DATA EXCERPTS -
━━━
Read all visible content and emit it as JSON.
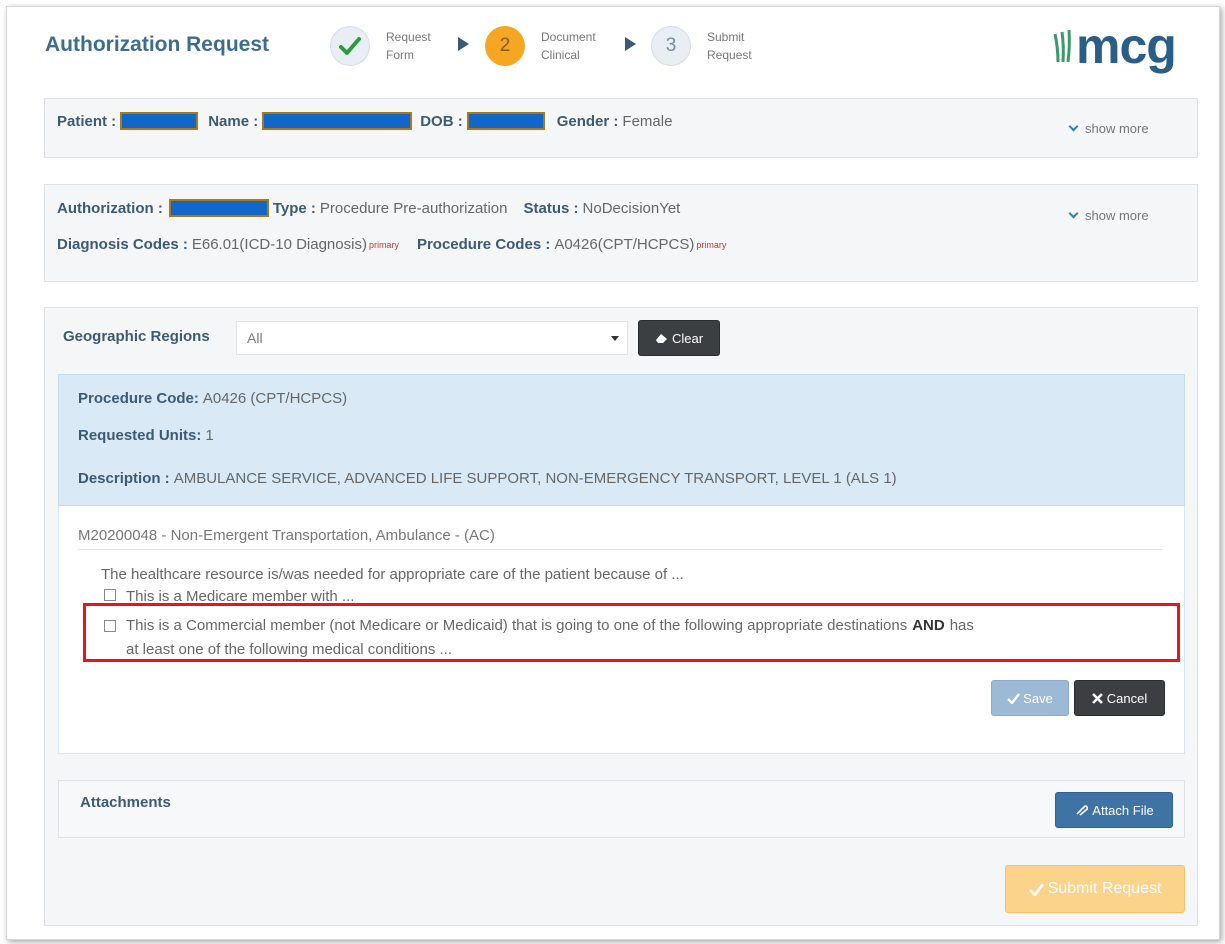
{
  "header": {
    "title": "Authorization Request",
    "steps": [
      {
        "number": "",
        "line1": "Request",
        "line2": "Form",
        "state": "done"
      },
      {
        "number": "2",
        "line1": "Document",
        "line2": "Clinical",
        "state": "active"
      },
      {
        "number": "3",
        "line1": "Submit",
        "line2": "Request",
        "state": "todo"
      }
    ],
    "logo_text": "mcg"
  },
  "patient": {
    "patient_label": "Patient :",
    "name_label": "Name :",
    "dob_label": "DOB :",
    "gender_label": "Gender :",
    "gender_value": "Female",
    "show_more": "show more"
  },
  "authorization": {
    "auth_label": "Authorization :",
    "type_label": "Type :",
    "type_value": "Procedure Pre-authorization",
    "status_label": "Status :",
    "status_value": "NoDecisionYet",
    "diag_label": "Diagnosis Codes :",
    "diag_value": "E66.01(ICD-10 Diagnosis)",
    "diag_tag": "primary",
    "proc_label": "Procedure Codes :",
    "proc_value": "A0426(CPT/HCPCS)",
    "proc_tag": "primary",
    "show_more": "show more"
  },
  "regions": {
    "label": "Geographic Regions",
    "selected": "All",
    "clear_label": "Clear"
  },
  "procedure": {
    "code_label": "Procedure Code:",
    "code_value": "A0426 (CPT/HCPCS)",
    "units_label": "Requested Units:",
    "units_value": "1",
    "desc_label": "Description :",
    "desc_value": "AMBULANCE SERVICE, ADVANCED LIFE SUPPORT, NON-EMERGENCY TRANSPORT, LEVEL 1 (ALS 1)"
  },
  "guideline": {
    "title": "M20200048 - Non-Emergent Transportation, Ambulance - (AC)",
    "intro": "The healthcare resource is/was needed for appropriate care of the patient because of ...",
    "option1": "This is a Medicare member with ...",
    "option2_part1": "This is a Commercial member (not Medicare or Medicaid) that is going to one of the following appropriate destinations",
    "option2_bold": "AND",
    "option2_part2": "has",
    "option2_line2": "at least one of the following medical conditions ...",
    "save_label": "Save",
    "cancel_label": "Cancel"
  },
  "attachments": {
    "label": "Attachments",
    "attach_label": "Attach File"
  },
  "footer": {
    "submit_label": "Submit Request"
  }
}
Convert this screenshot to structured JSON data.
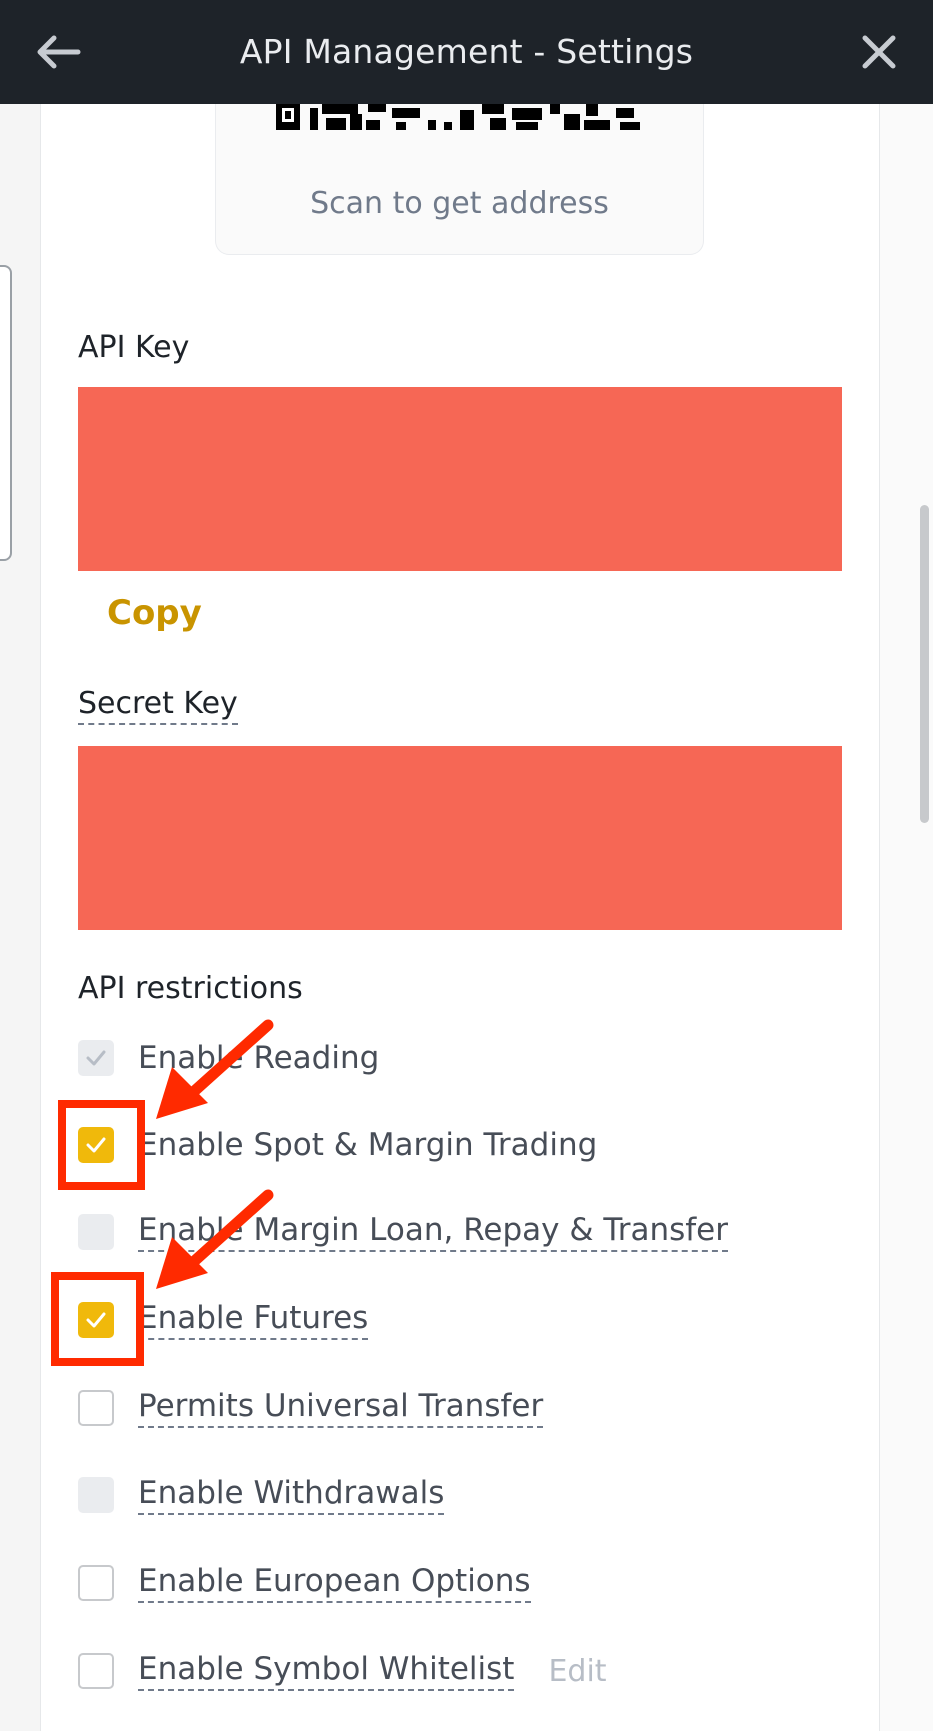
{
  "header": {
    "title": "API Management - Settings",
    "back_icon": "arrow-left-icon",
    "close_icon": "close-icon"
  },
  "qr": {
    "caption": "Scan to get address"
  },
  "api_key": {
    "label": "API Key",
    "copy_label": "Copy"
  },
  "secret_key": {
    "label": "Secret Key"
  },
  "restrictions": {
    "title": "API restrictions",
    "items": [
      {
        "label": "Enable Reading",
        "state": "disabled-checked",
        "dashed": false
      },
      {
        "label": "Enable Spot & Margin Trading",
        "state": "checked",
        "dashed": false
      },
      {
        "label": "Enable Margin Loan, Repay & Transfer",
        "state": "disabled-unchecked",
        "dashed": true
      },
      {
        "label": "Enable Futures",
        "state": "checked",
        "dashed": true
      },
      {
        "label": "Permits Universal Transfer",
        "state": "unchecked",
        "dashed": true
      },
      {
        "label": "Enable Withdrawals",
        "state": "disabled-unchecked",
        "dashed": true
      },
      {
        "label": "Enable European Options",
        "state": "unchecked",
        "dashed": true
      },
      {
        "label": "Enable Symbol Whitelist",
        "state": "unchecked",
        "dashed": true
      }
    ],
    "edit_label": "Edit"
  },
  "colors": {
    "header_bg": "#1e2329",
    "accent": "#f0b90b",
    "copy_text": "#c99400",
    "redaction": "#f66755",
    "annotation": "#ff2a00"
  }
}
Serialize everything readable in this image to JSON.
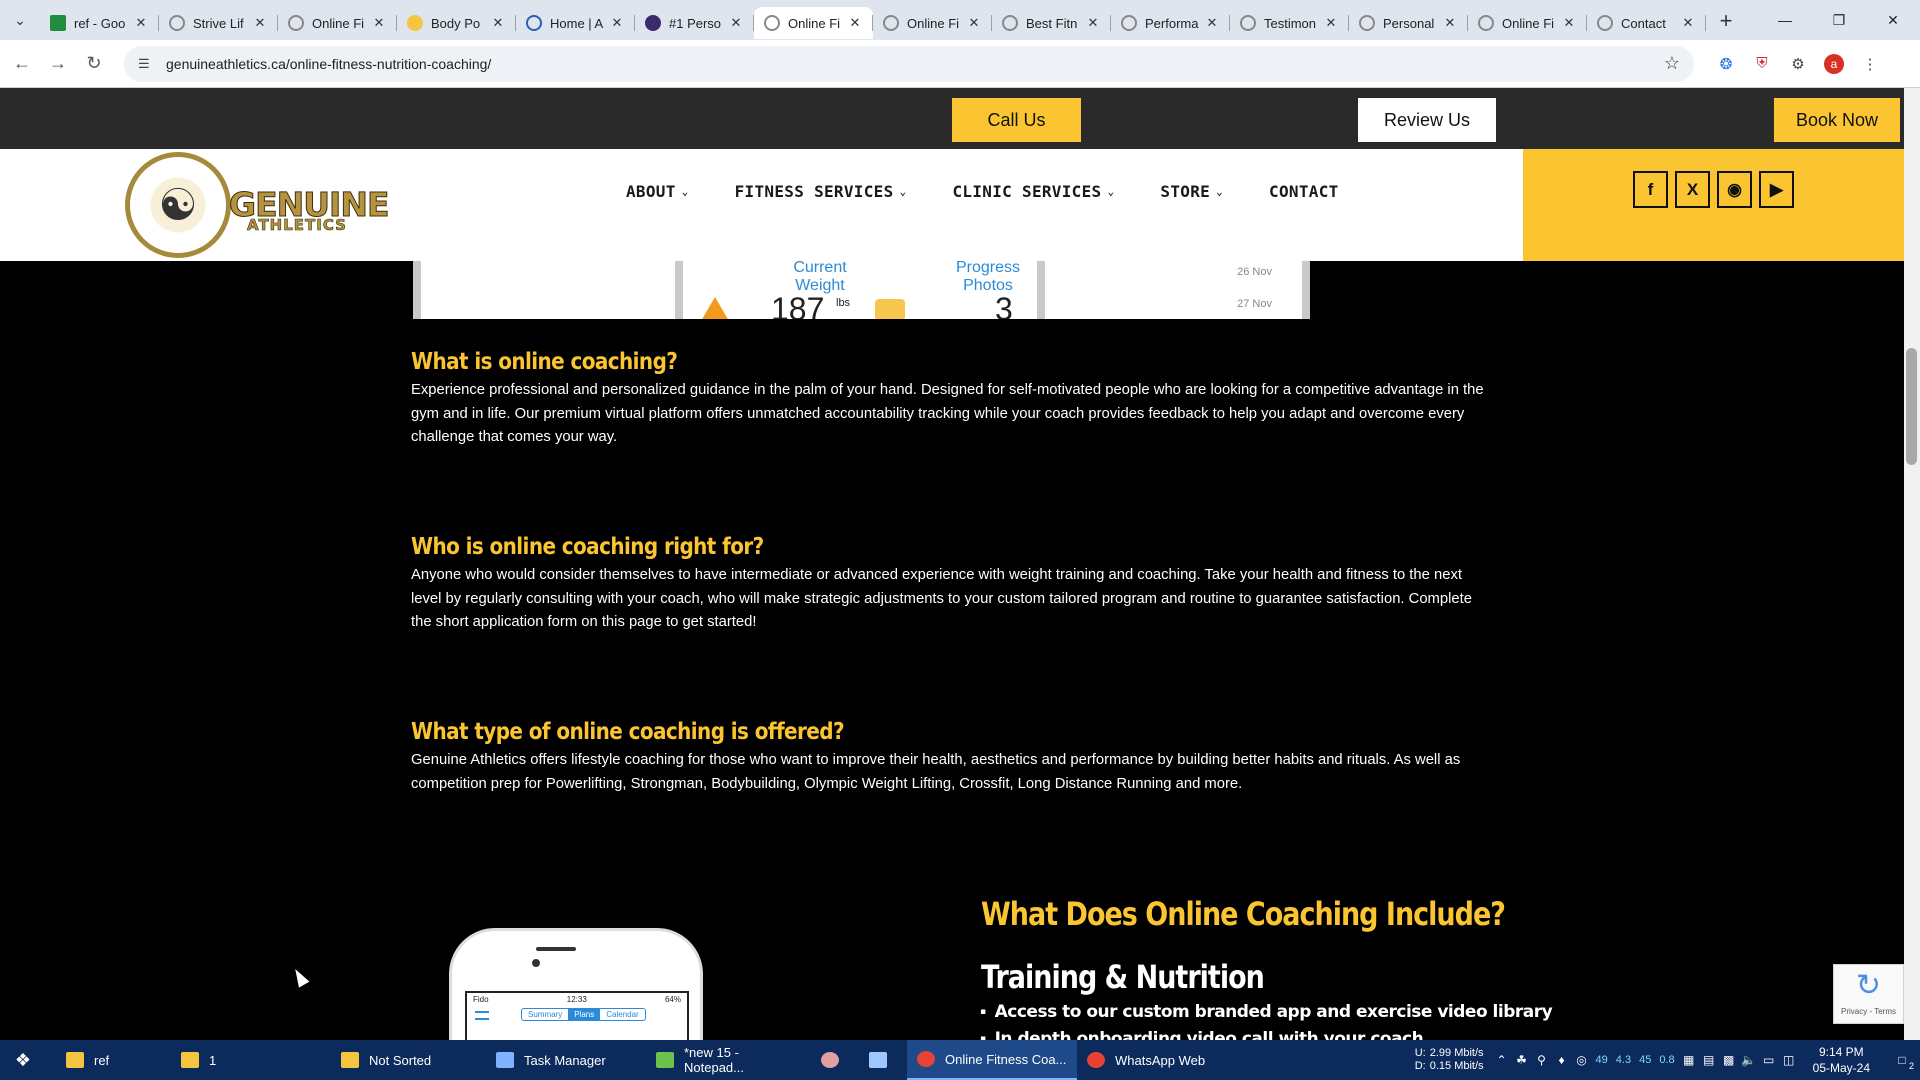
{
  "browser": {
    "tabs": [
      {
        "label": "ref - Goo",
        "icon": "sheets-icon"
      },
      {
        "label": "Strive Lif",
        "icon": "site-icon"
      },
      {
        "label": "Online Fi",
        "icon": "site-icon"
      },
      {
        "label": "Body Po",
        "icon": "site-icon"
      },
      {
        "label": "Home | A",
        "icon": "site-icon"
      },
      {
        "label": "#1 Perso",
        "icon": "site-icon"
      },
      {
        "label": "Online Fi",
        "icon": "site-icon",
        "active": true
      },
      {
        "label": "Online Fi",
        "icon": "site-icon"
      },
      {
        "label": "Best Fitn",
        "icon": "site-icon"
      },
      {
        "label": "Performa",
        "icon": "site-icon"
      },
      {
        "label": "Testimon",
        "icon": "site-icon"
      },
      {
        "label": "Personal",
        "icon": "site-icon"
      },
      {
        "label": "Online Fi",
        "icon": "site-icon"
      },
      {
        "label": "Contact",
        "icon": "site-icon"
      }
    ],
    "url": "genuineathletics.ca/online-fitness-nutrition-coaching/",
    "profile_initial": "a"
  },
  "site": {
    "topbar": {
      "call_us": "Call Us",
      "review_us": "Review Us",
      "book_now": "Book Now"
    },
    "logo": {
      "line1": "GENUINE",
      "line2": "ATHLETICS"
    },
    "nav": [
      {
        "label": "ABOUT",
        "has_dropdown": true
      },
      {
        "label": "FITNESS SERVICES",
        "has_dropdown": true
      },
      {
        "label": "CLINIC SERVICES",
        "has_dropdown": true
      },
      {
        "label": "STORE",
        "has_dropdown": true
      },
      {
        "label": "CONTACT",
        "has_dropdown": false
      }
    ],
    "social": [
      "facebook-icon",
      "x-icon",
      "instagram-icon",
      "youtube-icon"
    ],
    "accent_color": "#fbc531"
  },
  "hero": {
    "current_weight_label": "Current Weight",
    "current_weight_value": "187",
    "current_weight_unit": "lbs",
    "progress_photos_label": "Progress Photos",
    "progress_photos_value": "3",
    "dates": [
      "26 Nov",
      "27 Nov"
    ]
  },
  "sections": [
    {
      "heading": "What is online coaching?",
      "body": "Experience professional and personalized guidance in the palm of your hand. Designed for self-motivated people who are looking for a competitive advantage in the gym and in life. Our premium virtual platform offers unmatched accountability tracking while your coach provides feedback to help you adapt and overcome every challenge that comes your way."
    },
    {
      "heading": "Who is online coaching right for?",
      "body": "Anyone who would consider themselves to have intermediate or advanced experience with weight training and coaching. Take your health and fitness to the next level by regularly consulting with your coach, who will make strategic adjustments to your custom tailored program and routine to guarantee satisfaction. Complete the short application form on this page to get started!"
    },
    {
      "heading": "What type of online coaching is offered?",
      "body": "Genuine Athletics offers lifestyle coaching for those who want to improve their health, aesthetics and performance by building better habits and rituals. As well as competition prep for Powerlifting, Strongman, Bodybuilding, Olympic Weight Lifting, Crossfit, Long Distance Running and more."
    }
  ],
  "includes": {
    "heading": "What Does Online Coaching Include?",
    "subheading": "Training & Nutrition",
    "items": [
      "Access to our custom branded app and exercise video library",
      "In depth onboarding video call with your coach"
    ]
  },
  "app_preview": {
    "carrier": "Fido",
    "time": "12:33",
    "battery": "64%",
    "tabs": [
      "Summary",
      "Plans",
      "Calendar"
    ],
    "active_tab": "Plans"
  },
  "recaptcha": {
    "links": "Privacy - Terms"
  },
  "taskbar": {
    "items": [
      {
        "label": "ref",
        "color": "#f5c542"
      },
      {
        "label": "1",
        "color": "#f5c542"
      },
      {
        "label": "Not Sorted",
        "color": "#f5c542"
      },
      {
        "label": "Task Manager",
        "color": "#7fb3ff"
      },
      {
        "label": "*new 15 - Notepad...",
        "color": "#6cc24a"
      },
      {
        "label": "",
        "color": "#e0a0a0"
      },
      {
        "label": "",
        "color": "#9fc7ff"
      },
      {
        "label": "Online Fitness Coa...",
        "color": "#e94235",
        "active": true
      },
      {
        "label": "WhatsApp Web",
        "color": "#e94235"
      }
    ],
    "net_up": "2.99 Mbit/s",
    "net_down": "0.15 Mbit/s",
    "net_up_label": "U:",
    "net_down_label": "D:",
    "tray_numbers": [
      "49",
      "4.3",
      "45",
      "0.8"
    ],
    "time": "9:14 PM",
    "date": "05-May-24",
    "notifications": "2"
  }
}
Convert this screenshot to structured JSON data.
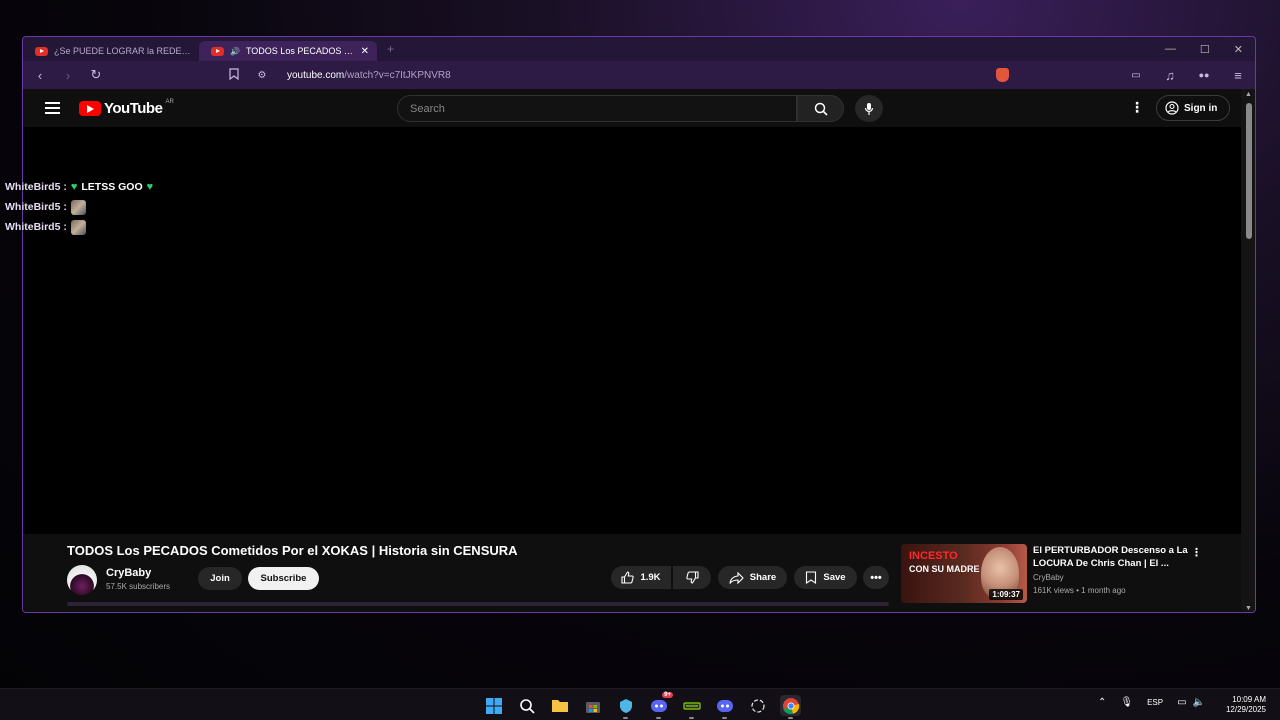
━━━
SET TASK - Copy out each line of the records that holds the string "video".

OUTPUT FOR THIS EXERCISE -
      "Access to our custom branded app and exercise video library",
      "In depth onboarding video call with your coach"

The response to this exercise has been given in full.